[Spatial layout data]

Begin

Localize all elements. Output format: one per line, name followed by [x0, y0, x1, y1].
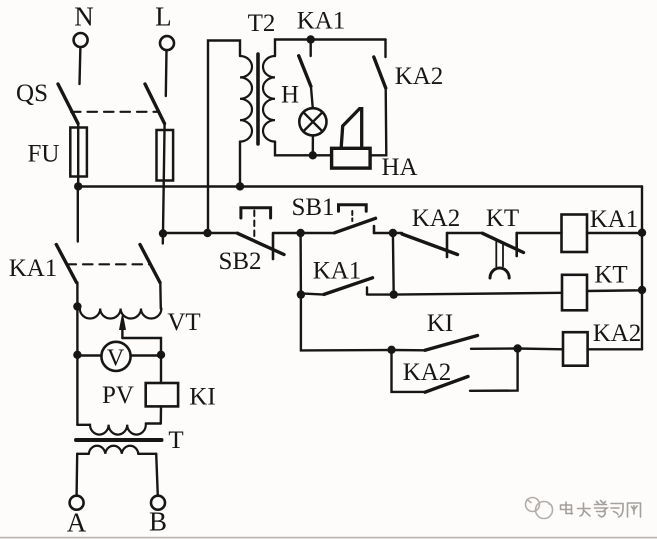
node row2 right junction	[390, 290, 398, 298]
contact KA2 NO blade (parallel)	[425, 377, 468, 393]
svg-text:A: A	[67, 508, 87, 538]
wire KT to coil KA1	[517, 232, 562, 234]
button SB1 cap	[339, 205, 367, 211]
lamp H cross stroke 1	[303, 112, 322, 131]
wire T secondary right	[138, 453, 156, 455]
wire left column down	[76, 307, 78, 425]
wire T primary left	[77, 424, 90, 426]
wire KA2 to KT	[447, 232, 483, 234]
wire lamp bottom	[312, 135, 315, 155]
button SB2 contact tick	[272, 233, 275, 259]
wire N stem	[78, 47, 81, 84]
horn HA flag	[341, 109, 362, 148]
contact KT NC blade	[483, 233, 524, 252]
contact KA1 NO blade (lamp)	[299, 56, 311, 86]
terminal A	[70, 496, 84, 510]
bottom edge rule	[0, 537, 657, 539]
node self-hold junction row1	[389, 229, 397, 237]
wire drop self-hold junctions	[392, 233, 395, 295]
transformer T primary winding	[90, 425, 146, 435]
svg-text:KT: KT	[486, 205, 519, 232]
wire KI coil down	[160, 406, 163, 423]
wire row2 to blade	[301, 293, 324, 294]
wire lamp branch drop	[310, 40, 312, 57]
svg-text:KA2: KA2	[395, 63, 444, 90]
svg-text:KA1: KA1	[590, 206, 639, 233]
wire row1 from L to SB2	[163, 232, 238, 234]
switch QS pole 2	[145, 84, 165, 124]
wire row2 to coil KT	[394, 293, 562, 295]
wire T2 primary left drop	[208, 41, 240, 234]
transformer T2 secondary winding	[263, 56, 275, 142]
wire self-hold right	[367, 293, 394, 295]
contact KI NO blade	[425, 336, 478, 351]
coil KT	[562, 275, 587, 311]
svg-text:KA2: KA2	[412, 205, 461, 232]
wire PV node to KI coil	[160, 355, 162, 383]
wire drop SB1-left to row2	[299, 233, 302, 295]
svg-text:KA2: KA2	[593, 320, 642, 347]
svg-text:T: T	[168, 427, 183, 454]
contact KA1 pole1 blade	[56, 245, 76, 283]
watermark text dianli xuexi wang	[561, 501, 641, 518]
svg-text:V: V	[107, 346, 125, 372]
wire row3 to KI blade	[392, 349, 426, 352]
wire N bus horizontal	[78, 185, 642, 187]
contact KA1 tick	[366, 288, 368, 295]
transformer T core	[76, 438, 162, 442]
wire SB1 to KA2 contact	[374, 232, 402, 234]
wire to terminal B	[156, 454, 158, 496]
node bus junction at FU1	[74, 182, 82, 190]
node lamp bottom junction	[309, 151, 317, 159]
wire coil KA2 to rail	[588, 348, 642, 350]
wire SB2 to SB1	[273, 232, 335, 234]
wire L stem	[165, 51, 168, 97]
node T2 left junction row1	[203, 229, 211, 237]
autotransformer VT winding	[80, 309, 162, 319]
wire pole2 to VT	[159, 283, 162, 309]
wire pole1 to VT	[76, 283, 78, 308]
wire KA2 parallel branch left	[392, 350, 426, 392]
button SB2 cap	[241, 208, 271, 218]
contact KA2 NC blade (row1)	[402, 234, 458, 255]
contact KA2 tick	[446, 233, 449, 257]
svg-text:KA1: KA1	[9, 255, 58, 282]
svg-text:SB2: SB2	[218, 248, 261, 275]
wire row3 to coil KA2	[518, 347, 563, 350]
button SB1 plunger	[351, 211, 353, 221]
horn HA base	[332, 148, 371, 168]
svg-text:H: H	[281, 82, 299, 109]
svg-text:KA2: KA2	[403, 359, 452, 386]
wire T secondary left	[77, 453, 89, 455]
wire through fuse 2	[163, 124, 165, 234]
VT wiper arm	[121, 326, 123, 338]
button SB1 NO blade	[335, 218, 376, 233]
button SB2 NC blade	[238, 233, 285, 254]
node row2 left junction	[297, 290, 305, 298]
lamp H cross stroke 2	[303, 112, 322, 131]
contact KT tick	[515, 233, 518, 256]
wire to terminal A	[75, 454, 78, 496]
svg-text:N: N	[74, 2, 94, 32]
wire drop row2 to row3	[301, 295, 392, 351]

End

WRITTEN PROBLEM :: Transcribe the entire listing above verbatim, line by line, omitting any pictures from your answer.

OUTPUT FOR THIS TASK ::
Localize all elements. Output format: one per line, name followed by [x0, y0, x1, y1].
node row2 right junction	[390, 290, 398, 298]
contact KA2 NO blade (parallel)	[425, 377, 468, 393]
svg-text:A: A	[67, 508, 87, 538]
wire KT to coil KA1	[517, 232, 562, 234]
button SB1 cap	[339, 205, 367, 211]
lamp H cross stroke 1	[303, 112, 322, 131]
wire T secondary right	[138, 453, 156, 455]
wire left column down	[76, 307, 78, 425]
wire T primary left	[77, 424, 90, 426]
wire KA2 to KT	[447, 232, 483, 234]
wire lamp bottom	[312, 135, 315, 155]
button SB2 contact tick	[272, 233, 275, 259]
wire N stem	[78, 47, 81, 84]
horn HA flag	[341, 109, 362, 148]
contact KT NC blade	[483, 233, 524, 252]
contact KA1 NO blade (lamp)	[299, 56, 311, 86]
terminal A	[70, 496, 84, 510]
bottom edge rule	[0, 537, 657, 539]
node self-hold junction row1	[389, 229, 397, 237]
wire drop self-hold junctions	[392, 233, 395, 295]
transformer T primary winding	[90, 425, 146, 435]
svg-text:KT: KT	[486, 205, 519, 232]
wire KI coil down	[160, 406, 163, 423]
wire row2 to blade	[301, 293, 324, 294]
wire lamp branch drop	[310, 40, 312, 57]
svg-text:KA2: KA2	[395, 63, 444, 90]
svg-text:KA1: KA1	[590, 206, 639, 233]
wire row1 from L to SB2	[163, 232, 238, 234]
switch QS pole 2	[145, 84, 165, 124]
wire row2 to coil KT	[394, 293, 562, 295]
wire T2 primary left drop	[208, 41, 240, 234]
transformer T2 secondary winding	[263, 56, 275, 142]
wire self-hold right	[367, 293, 394, 295]
contact KI NO blade	[425, 336, 478, 351]
coil KT	[562, 275, 587, 311]
svg-text:KA2: KA2	[412, 205, 461, 232]
wire PV node to KI coil	[160, 355, 162, 383]
wire drop SB1-left to row2	[299, 233, 302, 295]
svg-text:KA2: KA2	[593, 320, 642, 347]
svg-text:T: T	[168, 427, 183, 454]
contact KA1 pole1 blade	[56, 245, 76, 283]
watermark text dianli xuexi wang	[561, 501, 641, 518]
svg-text:V: V	[107, 346, 125, 372]
wire row3 to KI blade	[392, 349, 426, 352]
wire N bus horizontal	[78, 185, 642, 187]
contact KA1 tick	[366, 288, 368, 295]
transformer T core	[76, 438, 162, 442]
wire SB1 to KA2 contact	[374, 232, 402, 234]
wire to terminal B	[156, 454, 158, 496]
node bus junction at FU1	[74, 182, 82, 190]
node lamp bottom junction	[309, 151, 317, 159]
wire coil KA2 to rail	[588, 348, 642, 350]
wire SB2 to SB1	[273, 232, 335, 234]
wire L stem	[165, 51, 168, 97]
node T2 left junction row1	[203, 229, 211, 237]
autotransformer VT winding	[80, 309, 162, 319]
wire pole2 to VT	[159, 283, 162, 309]
wire pole1 to VT	[76, 283, 78, 308]
wire KA2 parallel branch left	[392, 350, 426, 392]
button SB2 cap	[241, 208, 271, 218]
contact KA2 NC blade (row1)	[402, 234, 458, 255]
contact KA2 tick	[446, 233, 449, 257]
svg-text:KA1: KA1	[9, 255, 58, 282]
svg-text:SB2: SB2	[218, 248, 261, 275]
wire row3 to coil KA2	[518, 347, 563, 350]
button SB1 plunger	[351, 211, 353, 221]
horn HA base	[332, 148, 371, 168]
svg-text:H: H	[281, 82, 299, 109]
svg-text:KA2: KA2	[403, 359, 452, 386]
wire T secondary left	[77, 453, 89, 455]
wire through fuse 2	[163, 124, 165, 234]
VT wiper arm	[121, 326, 123, 338]
button SB1 NO blade	[335, 218, 376, 233]
button SB2 NC blade	[238, 233, 285, 254]
node row2 left junction	[297, 290, 305, 298]
lamp H cross stroke 2	[303, 112, 322, 131]
contact KT tick	[515, 233, 518, 256]
wire to terminal A	[75, 454, 78, 496]
svg-text:N: N	[74, 2, 94, 32]
wire drop row2 to row3	[301, 295, 392, 351]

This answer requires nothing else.